* [TEXTE]:
╭──

ACTogether regroupe une centaine d’ONG. « Le grand public pense toujours que le travail social doit être bénévole. Grosse erreur ! Aujourd’hui, les ONG qui montrent des résultats sur le terrain ont du personnel compétent. Il n’y a pas de magie. Le bon cœur ne suffit pas ! Bien sûr, les salaires dans ce milieu (par rapport à d’autres) sont faibles, mais la qualité du travail, le sens qu’il revêt et l’impact que cela a sur son propre développement personnel sont inestimables. Le travail social est un choix de vie et il devrait être reconnu comme l’un des plus beaux », conclut Delphine Bouic.
MACOSS : plus de 50 ans au service de la société civile
Passerelle entre les organisations non gouvernementales (ONG), l’État et le secteur privé, le Mauritius Council of Social Service (MACOSS) œuvre depuis plus de 52 ans pour le bien-être de la communauté et le développement durable. Geerish Bucktowonsing, président en partance du MACOSS, estime que le social et le travail caritatif sont incontournables dans toute société moderne. « Les ONG sont des partenaires à part entière de l’État. Elles complémentent les actions gouvernementales », dit-il.
D’où son insistance pour l’introduction d’une loi pour régir les ONG et les organisations à but non lucratif. « C’est pour cela que nous avons lancé le projet d’un centre régional de formation pour les cadres et dirigeants des ONG, appelés à jouer un rôle primordial dans le développement d’un secteur civique organisé et fort. Avec le développement économique, nous devons impérativement avoir des volontaires professionnels et des organisations à but non lucratif », explique Geerish Bucktowonsing.

╰──

* [CONSIGNES ÉCRITES]:
- A) Recopiez le passage du texte sur les ONG qui commence à "ACTogether regroupe une" et se termine à "conclut Delphine Bouic.".
- B) Répondez à ces questions sur le texte sur les ONG :
(i) Combien d'ONG ACTogether regroupe-t-il ?
(ii) Depuis combien d'années le MACOSS œuvre-t-il ?
(iii) Pour qui le MACOSS a-t-il lancé le projet d'un centre régional de formation ?
- C) Poursuivez le texte sur les ONG après sa dernière phrase.

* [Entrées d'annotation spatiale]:

╭──

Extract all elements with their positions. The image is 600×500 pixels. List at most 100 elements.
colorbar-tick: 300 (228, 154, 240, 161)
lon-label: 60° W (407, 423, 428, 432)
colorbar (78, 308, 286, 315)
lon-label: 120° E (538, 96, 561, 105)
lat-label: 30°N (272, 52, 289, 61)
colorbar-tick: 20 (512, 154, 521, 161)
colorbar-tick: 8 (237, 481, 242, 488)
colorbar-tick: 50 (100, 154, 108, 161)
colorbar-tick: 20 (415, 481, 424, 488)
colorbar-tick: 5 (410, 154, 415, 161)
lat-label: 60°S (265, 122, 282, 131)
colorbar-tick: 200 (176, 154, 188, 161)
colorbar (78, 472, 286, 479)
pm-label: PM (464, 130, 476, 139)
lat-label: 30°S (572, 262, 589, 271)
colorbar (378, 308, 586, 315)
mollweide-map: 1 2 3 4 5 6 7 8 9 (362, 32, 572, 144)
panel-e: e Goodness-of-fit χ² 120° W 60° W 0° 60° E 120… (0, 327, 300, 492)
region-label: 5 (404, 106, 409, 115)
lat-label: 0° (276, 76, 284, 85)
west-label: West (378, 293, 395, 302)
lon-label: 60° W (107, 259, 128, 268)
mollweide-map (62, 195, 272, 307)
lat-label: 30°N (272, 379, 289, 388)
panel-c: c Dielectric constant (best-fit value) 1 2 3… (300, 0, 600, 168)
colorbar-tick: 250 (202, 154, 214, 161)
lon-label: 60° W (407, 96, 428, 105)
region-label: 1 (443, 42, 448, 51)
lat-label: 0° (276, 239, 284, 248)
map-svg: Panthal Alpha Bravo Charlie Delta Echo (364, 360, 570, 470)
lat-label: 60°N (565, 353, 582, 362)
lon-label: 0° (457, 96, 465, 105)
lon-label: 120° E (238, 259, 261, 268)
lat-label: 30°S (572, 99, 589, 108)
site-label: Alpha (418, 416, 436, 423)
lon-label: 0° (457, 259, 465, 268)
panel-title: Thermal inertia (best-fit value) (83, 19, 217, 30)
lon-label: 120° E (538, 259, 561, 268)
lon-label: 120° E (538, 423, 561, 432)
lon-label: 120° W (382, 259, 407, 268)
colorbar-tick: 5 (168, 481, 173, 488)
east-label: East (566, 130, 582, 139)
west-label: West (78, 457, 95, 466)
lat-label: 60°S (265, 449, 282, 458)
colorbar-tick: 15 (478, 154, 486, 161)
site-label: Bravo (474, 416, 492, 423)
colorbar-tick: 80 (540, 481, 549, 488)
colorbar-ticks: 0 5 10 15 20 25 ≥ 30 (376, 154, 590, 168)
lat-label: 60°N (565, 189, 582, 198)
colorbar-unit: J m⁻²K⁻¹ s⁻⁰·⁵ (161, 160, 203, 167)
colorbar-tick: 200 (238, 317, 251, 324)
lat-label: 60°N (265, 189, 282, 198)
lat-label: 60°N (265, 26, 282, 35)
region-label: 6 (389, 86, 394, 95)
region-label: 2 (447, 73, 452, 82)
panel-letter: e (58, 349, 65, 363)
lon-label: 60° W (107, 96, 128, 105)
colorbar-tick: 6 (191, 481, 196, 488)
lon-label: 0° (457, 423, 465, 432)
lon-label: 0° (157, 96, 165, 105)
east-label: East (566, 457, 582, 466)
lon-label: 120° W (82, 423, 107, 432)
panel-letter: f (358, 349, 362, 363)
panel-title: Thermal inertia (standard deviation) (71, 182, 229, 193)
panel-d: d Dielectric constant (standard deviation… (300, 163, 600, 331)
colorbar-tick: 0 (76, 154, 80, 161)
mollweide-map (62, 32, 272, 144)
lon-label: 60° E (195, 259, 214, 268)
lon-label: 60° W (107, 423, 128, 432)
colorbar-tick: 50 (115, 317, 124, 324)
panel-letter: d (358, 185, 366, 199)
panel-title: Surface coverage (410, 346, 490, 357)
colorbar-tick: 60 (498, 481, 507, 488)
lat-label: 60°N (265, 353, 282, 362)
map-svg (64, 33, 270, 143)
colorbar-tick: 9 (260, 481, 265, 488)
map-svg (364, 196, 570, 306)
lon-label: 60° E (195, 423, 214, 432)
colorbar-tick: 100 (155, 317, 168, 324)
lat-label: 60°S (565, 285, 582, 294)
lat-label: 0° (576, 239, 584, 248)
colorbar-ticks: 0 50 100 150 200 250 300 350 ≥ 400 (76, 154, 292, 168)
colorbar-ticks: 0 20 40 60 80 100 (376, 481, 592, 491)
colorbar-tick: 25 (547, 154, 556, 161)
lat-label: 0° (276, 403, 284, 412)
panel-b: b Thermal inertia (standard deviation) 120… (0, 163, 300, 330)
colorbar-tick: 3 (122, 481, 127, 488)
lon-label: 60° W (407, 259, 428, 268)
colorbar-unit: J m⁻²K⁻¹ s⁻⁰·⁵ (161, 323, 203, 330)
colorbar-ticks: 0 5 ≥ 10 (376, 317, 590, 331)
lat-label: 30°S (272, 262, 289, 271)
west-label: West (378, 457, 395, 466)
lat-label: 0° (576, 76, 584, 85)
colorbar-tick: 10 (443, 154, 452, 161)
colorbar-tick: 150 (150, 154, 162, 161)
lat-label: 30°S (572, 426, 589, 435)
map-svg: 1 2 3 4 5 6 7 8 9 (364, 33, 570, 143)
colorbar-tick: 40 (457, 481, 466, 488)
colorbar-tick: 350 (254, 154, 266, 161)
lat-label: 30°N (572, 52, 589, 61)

╰──

* [RÉPONSES DE L'EXERCICE]:
- A)
ACTogether regroupe une centaine d’ONG. « Le grand public pense toujours que le travail social doit être bénévole. Grosse erreur ! Aujourd’hui, les ONG qui montrent des résultats sur le terrain ont du personnel compétent. Il n’y a pas de magie. Le bon cœur ne suffit pas ! Bien sûr, les salaires dans ce milieu (par rapport à d’autres) sont faibles, mais la qualité du travail, le sens qu’il revêt et l’impact que cela a sur son propre développement personnel sont inestimables. Le travail social est un choix de vie et il devrait être reconnu comme l’un des plus beaux », conclut Delphine Bouic.

- B)
(i) Une centaine.
(ii) Depuis plus de 52 ans.
(iii) Pour les cadres et dirigeants des ONG.

- C)
Jonathan Ravat, de suiveur à meneur : «Notre pays a besoin d’un discours libérateur»
Jonathan Ravat est un jeune homme qu’on ne présente plus dans le monde social. Âgé d’une trentaine d’années, il compte déjà vingt ans d’expérience dans cet univers. Élevé au rang d’Officer of the Star and Key of the Indian Ocean cette année, le travailleur social nous livre, en toute simplicité, ses motivations, ses convictions et sa vision pour le pays.
Comment vous êtes-vous retrouvé dans la marmite sociale ?
C’est un God-given gift ! Une passion, un choix naturel… Je suis, en fait, un pur produit de mes grands-parents. Mes grands-mères très pieuses et mes grands-pères très engagés dans leur quartier m’ont transmis leurs convictions interreligieuses et sociales. Mais mon premier formateur a été mon père. Il m’a appris trois choses principales : ne jamais se moquer du nom de quelqu’un, ne jamais jeter un pain et il m’a laissé libre de faire mes propres choix.
J’ai, par la suite, rencontré Jean Noël Adolphe, qui a agit comme le moteur de ma motivation. C’était the right person, in the right place, at the right time. En fait, j’ai reçu beaucoup de la vie. Au final, mon seul mérite c’est d’avoir été un bon Follower de la vie.
Vous êtes très rapidement passé de la position de suiveur à celle de meneur…
Je mène parce que, d’abord, je suis mes intuitions, mes convictions et mes idéaux de la vie. Je crois fermement que to be a servant leader, you have to be first a servant to the leader.
Joliment dit ! Vous n’avez jamais pensé à vous faire prêtre ?
Si. Je l’ai envisagé. J’ai commencé le cheminement, mais j’ai rapidement compris que ma véritable vocation était d’être laïc dans le monde.
Qu’en pensent généralement les gens autour de vous ?
Je note deux grandes attitudes. D’un côté, ce choix incarne le respect et l’admiration. De l’autre, il suscite l’incompréhension, car on pense toujours que le pauvre est paresseux. Il faut dans ce cas expliquer que beaucoup de personnes ont genuinely besoin d’aide. Rien n’est parfait sur terre.
D’ailleurs, le travail social est une profession à part entière et le travailleur social est un stakeholder de la société au même titre que l’enseignant, le médecin, l’infirmier et le policier, entre autres.
Est-il vraiment reconnu comme tel ?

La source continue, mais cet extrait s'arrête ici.